The TDRS-A/IUS stack is elevated for deployment, late on 4 April 1983. Photo Credit: NASA, via Joachim Becker/SpaceFacts.de

“We were in quarantine in the crew quarters at the Cape and a couple of nights before launch, two guys showed up from Boeing,” Peterson remembered. “It turned out that the software we’d trained on in the simulator was not exactly the same as the software that was flying and a lot of the codes were different.

“Story and I copied a bunch of stuff down with pen and ink and used that on orbit and that’s really scary because we were taking these [Boeing] guys’ words for it,” he continued. “We’d never seen some of this stuff in the simulator. Suppose what they told was not right and we messed up the payload? We’d never find those two guys again! They’d be gone and it’ll be ‘Why the hell didn’t you guys do it the way you were trained to do it?’ Story called somebody in Houston to confirm the codes, but it was pretty vague.”

The TDRS-A/IUS combo drifts away from Challenger, in the minutes after deployment. Photo Credit: NASA, via Joachim Becker/SpaceFacts.de

Commands were issued by dialing in sets of three numbers, then hitting an execute button, but the vagueness of the change left Peterson and Musgrave unsettled. Both men knew that TDRS-A was extremely expensive and important to get on-orbit.

Fortunately, the changed commands proved accurate and a little under ten hours after launch, the TDRS-A/IUS stack swept smoothly out of the shuttle’s payload bay. But despite the success of its deployment, it marked the start of several difficult months for the giant satellite itself.

Impressive view of the Home Planet, as seen by a member of the STS-6 crew. Photo Credit: NASA, via Joachim Becker/SpaceFacts.de

During the firing of the IUS’ second-stage engine, the booster suffered a failure in a manifold on the baffle of the gimbal actuator, which effectively lost its ability to point the motor nozzle. The result was that the entire stack began to tumble, leaving TDRS-A not in a circular geostationary orbit, but in a lopsided one, with a perigee of 13,600 miles (22,000 kilometers) and an apogee of 21,000 miles (34,000 kilometers).

• WHAT TO WORK ON:
#1 According to the account of the TDRS-A deployment, how were commands issued to the payload?
#2 Continue the account of the TDRS-A deployment, beginning right after its last sentence.

• DATASET EXTRACT:

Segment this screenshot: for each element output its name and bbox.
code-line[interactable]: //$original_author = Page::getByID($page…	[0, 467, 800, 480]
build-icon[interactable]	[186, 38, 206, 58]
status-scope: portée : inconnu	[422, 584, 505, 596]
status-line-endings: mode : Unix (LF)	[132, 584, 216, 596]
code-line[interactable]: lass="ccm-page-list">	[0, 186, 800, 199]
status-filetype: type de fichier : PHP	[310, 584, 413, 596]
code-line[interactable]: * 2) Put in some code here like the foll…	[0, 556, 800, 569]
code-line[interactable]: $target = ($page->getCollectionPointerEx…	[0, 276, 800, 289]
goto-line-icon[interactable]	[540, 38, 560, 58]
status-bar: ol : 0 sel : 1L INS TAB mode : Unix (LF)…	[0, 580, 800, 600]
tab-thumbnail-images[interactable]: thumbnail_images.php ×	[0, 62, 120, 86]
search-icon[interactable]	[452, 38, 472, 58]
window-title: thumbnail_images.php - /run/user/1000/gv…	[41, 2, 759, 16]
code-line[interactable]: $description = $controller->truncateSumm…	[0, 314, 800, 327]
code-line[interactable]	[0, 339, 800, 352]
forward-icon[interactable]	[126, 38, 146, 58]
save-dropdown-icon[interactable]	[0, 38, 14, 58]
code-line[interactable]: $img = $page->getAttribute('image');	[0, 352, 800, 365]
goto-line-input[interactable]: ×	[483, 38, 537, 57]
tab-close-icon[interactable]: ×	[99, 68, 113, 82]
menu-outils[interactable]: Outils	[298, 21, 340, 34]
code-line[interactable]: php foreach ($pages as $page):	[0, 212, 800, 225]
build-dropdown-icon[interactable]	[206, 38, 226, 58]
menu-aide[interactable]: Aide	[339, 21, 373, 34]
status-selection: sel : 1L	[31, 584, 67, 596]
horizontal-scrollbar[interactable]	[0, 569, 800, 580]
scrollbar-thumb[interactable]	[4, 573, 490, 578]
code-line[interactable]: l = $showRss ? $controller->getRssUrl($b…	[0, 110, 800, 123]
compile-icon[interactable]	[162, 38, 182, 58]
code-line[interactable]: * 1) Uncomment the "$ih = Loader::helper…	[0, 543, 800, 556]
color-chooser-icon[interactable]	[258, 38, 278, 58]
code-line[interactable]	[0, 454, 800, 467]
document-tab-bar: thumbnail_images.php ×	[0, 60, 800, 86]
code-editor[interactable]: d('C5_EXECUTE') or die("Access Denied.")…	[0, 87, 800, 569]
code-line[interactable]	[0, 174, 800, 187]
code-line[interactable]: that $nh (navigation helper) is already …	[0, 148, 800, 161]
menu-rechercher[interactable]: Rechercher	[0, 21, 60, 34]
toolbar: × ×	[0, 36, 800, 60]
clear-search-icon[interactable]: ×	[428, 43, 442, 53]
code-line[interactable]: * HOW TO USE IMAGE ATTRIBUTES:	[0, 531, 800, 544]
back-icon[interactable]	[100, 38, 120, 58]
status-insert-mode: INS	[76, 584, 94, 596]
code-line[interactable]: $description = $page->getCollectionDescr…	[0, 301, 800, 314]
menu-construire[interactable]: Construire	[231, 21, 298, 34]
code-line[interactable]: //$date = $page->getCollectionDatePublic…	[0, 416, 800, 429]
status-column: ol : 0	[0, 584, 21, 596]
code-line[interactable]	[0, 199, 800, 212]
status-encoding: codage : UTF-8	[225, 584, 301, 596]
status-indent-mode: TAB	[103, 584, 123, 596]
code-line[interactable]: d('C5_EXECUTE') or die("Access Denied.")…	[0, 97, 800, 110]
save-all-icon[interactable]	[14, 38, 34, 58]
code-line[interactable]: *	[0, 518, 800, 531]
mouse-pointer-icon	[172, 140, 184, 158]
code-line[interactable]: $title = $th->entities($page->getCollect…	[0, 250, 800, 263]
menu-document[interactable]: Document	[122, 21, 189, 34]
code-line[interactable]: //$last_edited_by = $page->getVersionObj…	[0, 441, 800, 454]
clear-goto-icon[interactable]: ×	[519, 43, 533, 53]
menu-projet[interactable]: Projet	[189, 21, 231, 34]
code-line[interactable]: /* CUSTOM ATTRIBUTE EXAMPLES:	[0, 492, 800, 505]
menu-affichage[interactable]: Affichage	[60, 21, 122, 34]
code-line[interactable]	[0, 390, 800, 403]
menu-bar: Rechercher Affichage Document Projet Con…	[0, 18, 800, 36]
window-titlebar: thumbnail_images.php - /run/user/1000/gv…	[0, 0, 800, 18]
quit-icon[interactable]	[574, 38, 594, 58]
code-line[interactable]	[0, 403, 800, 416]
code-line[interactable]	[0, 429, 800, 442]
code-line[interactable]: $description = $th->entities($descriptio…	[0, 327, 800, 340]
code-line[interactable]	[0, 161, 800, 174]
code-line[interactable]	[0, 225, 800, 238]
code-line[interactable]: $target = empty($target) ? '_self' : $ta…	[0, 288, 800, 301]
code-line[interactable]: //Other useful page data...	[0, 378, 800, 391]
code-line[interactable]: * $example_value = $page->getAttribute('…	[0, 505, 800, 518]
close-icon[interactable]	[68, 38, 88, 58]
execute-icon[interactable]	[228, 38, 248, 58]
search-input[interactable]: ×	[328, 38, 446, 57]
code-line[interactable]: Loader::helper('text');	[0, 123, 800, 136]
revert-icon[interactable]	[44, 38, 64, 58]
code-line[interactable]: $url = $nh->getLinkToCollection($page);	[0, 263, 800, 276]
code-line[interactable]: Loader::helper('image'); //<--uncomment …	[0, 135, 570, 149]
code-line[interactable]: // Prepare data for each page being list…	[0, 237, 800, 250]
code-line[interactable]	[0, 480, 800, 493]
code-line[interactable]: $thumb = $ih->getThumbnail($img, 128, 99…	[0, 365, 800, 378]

• TASK-BY-TASK RESULTS:
#1 Commands were issued by dialing in sets of three numbers and then hitting an execute button.

#2
Worse yet, communications with the tumbling payload were lost. It took several weeks to fully restore contact, regain control and stabilize TDRS-A. By June 1983, after using 840 pounds (380 kilograms) of the satellite’s precious attitude-control propellant, engineers had enabled the satellite to limp into a circular geostationary orbit and tests of its communications payload got underway the following month.

Challenger touches down at Edwards Air Force Base, Calif., on 9 April 1983. Photo Credit: NASA, via Joachim Becker/SpaceFacts.de

But TDRS-A still was not out of the woods. One of its Ku-band single-access diplexers failed, then a Ku-band traveling-wave tube amplifier conked out. The satellite managed to provide some support for the critical first Spacelab mission in late 1983, but it was not until the fall of the following year that it was declared fully operational.

The crew of STS-6, of course, could have done nothing to prevent the IUS fault and the rest of their five-day mission proceeded smoothly. And their return to Earth on 9 April was aided immeasurably, for the first time, by the inclusion of a Heads-Up Display (HUD) in Challenger’s cockpit. Bobko considered it “a great aid” in achieving a safe landing at Edwards Air Force Base, Calif.

With the completion of STS-6, nine more launches lay ahead in Challenger’s career, before her untimely demise on 28 January 1986. Photo Credit: NASA, via Joachim Becker/SpaceFacts.de

During re-entry, Musgrave broke established procedure—as he would do again on his final mission, STS-80—by unstrapping from his seat and standing fully upright on the flight deck. He later admitted that he wanted to demonstrate that an astronaut could stand during the transition from weightlessness to terrestrial gravity.

“I had my Hasselblad camera and was taking some photos,” Musgrave said later. “Also, I wanted to prove that I could do it. That’s important if an astronaut ever has to leave the flight deck and go below to throw a switch or circuit breaker. I wanted to show that the cardiovascular system doesn’t have any problem going back into gravity and you don’t have to be strapped down.”